:: Set problem ::
Filter the records for lines holding the string "forward".

────────

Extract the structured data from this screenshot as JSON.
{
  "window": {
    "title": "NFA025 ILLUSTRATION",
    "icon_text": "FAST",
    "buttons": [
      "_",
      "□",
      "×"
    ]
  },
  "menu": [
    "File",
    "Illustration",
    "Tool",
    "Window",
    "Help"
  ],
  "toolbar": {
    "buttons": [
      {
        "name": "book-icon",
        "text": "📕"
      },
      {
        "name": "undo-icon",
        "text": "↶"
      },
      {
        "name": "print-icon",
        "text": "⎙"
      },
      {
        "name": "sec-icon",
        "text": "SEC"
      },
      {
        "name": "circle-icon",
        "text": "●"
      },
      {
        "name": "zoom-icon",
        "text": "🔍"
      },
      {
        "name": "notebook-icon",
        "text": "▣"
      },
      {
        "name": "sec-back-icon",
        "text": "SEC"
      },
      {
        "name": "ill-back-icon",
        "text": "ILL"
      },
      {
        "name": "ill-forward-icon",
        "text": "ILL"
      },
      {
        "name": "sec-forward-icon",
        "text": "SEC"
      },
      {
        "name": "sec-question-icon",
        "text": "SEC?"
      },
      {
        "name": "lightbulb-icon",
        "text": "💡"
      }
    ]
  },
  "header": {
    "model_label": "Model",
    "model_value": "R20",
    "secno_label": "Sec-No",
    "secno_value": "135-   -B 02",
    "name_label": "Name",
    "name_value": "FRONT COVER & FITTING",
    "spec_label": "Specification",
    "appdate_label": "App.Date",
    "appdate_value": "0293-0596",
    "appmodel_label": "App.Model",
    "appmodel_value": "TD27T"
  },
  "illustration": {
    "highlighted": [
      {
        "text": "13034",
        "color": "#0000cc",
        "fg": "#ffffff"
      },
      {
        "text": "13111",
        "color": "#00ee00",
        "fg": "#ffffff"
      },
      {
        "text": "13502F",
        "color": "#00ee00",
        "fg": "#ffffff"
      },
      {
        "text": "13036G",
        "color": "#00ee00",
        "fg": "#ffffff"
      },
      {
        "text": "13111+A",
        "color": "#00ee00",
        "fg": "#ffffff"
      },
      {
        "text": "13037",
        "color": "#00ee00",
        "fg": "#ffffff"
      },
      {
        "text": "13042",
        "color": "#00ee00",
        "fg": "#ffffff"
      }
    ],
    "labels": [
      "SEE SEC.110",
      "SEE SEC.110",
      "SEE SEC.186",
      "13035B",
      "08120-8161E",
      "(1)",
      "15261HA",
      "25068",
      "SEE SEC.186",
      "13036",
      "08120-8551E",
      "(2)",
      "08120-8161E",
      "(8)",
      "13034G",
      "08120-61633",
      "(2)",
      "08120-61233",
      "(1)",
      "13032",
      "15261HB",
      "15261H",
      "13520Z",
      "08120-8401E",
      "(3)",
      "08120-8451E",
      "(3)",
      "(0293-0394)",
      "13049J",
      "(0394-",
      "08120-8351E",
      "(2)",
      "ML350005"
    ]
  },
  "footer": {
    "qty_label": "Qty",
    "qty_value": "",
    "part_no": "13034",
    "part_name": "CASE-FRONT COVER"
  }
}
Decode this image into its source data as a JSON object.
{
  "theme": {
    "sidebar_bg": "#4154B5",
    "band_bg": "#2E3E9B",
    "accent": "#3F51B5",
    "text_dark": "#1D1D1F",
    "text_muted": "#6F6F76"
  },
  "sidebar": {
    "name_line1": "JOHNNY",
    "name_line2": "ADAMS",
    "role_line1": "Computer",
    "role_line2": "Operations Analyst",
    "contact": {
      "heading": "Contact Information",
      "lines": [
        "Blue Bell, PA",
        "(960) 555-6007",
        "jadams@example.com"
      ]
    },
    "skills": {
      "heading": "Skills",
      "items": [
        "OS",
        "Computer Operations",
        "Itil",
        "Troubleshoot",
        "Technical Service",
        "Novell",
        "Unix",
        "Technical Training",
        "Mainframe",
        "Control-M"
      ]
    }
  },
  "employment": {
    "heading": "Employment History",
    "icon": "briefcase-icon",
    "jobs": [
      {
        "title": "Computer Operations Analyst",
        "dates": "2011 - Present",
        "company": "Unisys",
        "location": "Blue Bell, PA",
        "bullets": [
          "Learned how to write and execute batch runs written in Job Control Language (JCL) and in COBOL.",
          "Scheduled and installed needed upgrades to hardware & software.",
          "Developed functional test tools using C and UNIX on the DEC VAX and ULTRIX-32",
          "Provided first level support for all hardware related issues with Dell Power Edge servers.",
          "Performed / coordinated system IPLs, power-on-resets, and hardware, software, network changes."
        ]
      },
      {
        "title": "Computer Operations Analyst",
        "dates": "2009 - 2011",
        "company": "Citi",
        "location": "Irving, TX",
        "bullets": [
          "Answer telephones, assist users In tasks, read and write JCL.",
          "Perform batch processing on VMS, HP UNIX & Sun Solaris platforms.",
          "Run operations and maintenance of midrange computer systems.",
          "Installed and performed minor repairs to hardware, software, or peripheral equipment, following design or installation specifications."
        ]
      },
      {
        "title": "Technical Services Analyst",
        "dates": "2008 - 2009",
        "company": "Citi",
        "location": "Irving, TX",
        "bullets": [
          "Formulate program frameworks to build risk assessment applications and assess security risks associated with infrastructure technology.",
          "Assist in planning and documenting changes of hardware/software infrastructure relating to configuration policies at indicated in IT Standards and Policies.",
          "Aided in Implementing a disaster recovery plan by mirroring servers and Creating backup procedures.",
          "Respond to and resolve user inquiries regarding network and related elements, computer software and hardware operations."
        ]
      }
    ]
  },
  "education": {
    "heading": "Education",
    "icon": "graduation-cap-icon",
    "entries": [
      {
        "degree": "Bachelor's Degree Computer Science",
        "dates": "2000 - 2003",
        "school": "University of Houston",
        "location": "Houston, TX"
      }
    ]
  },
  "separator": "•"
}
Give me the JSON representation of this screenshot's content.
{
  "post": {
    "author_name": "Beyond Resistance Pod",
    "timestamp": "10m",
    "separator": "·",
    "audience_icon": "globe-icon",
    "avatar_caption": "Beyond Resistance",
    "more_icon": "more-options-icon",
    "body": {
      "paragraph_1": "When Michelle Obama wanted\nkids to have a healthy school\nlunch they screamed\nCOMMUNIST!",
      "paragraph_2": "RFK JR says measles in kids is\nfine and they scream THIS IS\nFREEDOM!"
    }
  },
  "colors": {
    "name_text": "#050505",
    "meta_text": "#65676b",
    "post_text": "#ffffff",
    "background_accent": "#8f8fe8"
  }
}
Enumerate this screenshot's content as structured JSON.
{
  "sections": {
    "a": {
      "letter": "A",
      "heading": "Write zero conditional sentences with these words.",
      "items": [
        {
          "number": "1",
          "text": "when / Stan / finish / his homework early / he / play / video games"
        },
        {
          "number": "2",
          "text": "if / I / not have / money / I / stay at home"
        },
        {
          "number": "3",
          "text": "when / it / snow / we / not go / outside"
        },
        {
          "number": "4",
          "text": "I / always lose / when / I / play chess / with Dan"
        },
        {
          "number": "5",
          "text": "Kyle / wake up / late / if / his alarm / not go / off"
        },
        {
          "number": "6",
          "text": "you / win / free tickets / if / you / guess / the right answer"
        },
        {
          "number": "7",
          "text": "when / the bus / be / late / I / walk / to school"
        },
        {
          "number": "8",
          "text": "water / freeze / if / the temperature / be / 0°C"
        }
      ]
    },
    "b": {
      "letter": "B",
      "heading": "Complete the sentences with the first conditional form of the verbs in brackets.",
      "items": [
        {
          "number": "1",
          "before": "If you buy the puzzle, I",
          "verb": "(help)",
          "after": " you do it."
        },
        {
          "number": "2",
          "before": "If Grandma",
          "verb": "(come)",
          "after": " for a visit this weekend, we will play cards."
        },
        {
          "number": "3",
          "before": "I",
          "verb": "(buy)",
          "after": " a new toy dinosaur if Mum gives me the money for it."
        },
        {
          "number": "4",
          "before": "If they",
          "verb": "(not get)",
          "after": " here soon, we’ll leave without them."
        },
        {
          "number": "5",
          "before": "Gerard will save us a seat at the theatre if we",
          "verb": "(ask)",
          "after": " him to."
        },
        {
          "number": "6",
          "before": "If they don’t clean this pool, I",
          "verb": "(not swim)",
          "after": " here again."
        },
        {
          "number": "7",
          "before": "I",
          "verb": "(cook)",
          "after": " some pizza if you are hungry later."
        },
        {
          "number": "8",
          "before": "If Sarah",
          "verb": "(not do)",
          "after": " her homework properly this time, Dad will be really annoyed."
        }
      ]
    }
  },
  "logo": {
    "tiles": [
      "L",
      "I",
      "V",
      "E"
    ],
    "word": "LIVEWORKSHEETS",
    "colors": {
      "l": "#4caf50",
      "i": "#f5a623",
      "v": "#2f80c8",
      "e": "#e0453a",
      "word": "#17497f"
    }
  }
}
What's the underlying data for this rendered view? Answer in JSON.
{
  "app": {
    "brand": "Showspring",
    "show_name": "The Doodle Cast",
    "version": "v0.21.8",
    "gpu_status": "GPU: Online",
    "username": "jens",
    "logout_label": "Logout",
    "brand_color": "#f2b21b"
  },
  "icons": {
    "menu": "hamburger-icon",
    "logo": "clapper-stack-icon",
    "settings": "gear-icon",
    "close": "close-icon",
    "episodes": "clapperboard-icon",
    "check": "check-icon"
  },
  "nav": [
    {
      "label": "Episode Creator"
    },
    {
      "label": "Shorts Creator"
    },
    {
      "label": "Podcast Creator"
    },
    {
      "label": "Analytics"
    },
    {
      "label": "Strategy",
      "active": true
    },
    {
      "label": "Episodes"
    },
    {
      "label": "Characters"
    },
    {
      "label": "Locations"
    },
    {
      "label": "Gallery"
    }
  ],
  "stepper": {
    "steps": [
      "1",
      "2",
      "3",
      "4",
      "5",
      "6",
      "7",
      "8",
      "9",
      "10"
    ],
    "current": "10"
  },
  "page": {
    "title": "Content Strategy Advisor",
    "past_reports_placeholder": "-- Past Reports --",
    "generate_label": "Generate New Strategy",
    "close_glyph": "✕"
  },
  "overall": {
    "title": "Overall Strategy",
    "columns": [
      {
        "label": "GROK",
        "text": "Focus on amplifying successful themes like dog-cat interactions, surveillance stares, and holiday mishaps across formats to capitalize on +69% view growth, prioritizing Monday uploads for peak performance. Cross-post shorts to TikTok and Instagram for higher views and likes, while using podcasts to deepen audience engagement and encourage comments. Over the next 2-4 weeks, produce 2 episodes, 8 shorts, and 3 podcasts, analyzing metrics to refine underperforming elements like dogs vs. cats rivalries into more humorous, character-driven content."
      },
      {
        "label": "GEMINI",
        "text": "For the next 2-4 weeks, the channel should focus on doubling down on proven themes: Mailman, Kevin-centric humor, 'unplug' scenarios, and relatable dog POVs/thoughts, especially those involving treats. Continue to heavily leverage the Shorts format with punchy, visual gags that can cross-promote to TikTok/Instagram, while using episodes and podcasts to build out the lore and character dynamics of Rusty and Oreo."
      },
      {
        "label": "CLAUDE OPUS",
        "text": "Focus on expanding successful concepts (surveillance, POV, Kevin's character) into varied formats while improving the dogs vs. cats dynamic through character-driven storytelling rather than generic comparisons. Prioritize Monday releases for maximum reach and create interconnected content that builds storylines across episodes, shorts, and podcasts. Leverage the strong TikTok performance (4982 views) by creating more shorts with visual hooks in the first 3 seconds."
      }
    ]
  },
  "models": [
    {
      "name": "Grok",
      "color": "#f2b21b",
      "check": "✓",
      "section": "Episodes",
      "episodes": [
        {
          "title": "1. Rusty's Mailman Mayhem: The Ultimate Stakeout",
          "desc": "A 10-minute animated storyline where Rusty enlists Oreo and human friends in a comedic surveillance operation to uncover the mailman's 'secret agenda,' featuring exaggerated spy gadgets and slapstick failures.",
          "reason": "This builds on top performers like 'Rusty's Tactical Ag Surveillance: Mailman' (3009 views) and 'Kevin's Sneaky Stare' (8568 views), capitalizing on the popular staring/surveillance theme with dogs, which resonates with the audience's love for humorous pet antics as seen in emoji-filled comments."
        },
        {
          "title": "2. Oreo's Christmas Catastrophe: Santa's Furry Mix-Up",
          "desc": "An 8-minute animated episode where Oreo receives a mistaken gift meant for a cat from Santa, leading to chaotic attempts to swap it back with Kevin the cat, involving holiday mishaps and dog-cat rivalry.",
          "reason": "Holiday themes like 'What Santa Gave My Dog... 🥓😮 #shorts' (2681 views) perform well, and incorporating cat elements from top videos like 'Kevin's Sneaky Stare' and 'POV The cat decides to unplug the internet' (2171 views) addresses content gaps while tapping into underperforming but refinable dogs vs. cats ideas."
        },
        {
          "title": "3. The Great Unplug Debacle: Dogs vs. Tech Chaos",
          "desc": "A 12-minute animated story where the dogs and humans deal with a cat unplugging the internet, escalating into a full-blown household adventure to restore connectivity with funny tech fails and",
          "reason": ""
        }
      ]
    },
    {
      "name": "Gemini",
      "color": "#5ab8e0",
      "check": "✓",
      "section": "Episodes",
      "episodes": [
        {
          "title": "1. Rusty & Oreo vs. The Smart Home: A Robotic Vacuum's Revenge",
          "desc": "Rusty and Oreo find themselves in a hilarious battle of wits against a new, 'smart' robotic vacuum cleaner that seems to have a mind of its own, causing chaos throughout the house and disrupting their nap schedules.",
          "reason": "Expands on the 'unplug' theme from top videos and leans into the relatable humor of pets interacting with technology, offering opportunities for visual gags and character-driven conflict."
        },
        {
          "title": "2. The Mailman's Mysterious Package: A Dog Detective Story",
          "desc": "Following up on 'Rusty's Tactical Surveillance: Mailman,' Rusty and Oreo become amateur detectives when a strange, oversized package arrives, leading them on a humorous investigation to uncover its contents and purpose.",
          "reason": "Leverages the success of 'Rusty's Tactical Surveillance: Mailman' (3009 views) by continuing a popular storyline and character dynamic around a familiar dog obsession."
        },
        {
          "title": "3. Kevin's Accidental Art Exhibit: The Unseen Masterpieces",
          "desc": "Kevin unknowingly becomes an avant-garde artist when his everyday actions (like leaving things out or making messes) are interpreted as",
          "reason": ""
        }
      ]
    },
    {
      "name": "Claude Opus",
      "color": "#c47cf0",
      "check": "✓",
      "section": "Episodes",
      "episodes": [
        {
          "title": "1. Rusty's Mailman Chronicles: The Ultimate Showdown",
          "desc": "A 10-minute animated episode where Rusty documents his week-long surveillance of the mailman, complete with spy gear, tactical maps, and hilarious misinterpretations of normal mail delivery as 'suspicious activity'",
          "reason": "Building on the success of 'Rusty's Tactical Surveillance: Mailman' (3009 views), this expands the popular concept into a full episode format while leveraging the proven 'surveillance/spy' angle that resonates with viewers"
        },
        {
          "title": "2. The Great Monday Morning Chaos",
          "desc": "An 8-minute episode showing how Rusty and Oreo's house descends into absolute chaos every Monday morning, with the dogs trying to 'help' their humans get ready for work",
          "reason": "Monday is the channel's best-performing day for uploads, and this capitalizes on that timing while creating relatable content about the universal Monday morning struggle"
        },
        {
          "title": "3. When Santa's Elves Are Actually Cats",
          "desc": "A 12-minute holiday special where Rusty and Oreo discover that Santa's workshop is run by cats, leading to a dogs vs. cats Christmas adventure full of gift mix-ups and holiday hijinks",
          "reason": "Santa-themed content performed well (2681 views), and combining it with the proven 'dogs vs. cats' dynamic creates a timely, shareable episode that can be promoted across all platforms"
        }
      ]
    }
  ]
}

────────

:: Task solution ::
        "name": "ill-forward-icon",
        "name": "sec-forward-icon",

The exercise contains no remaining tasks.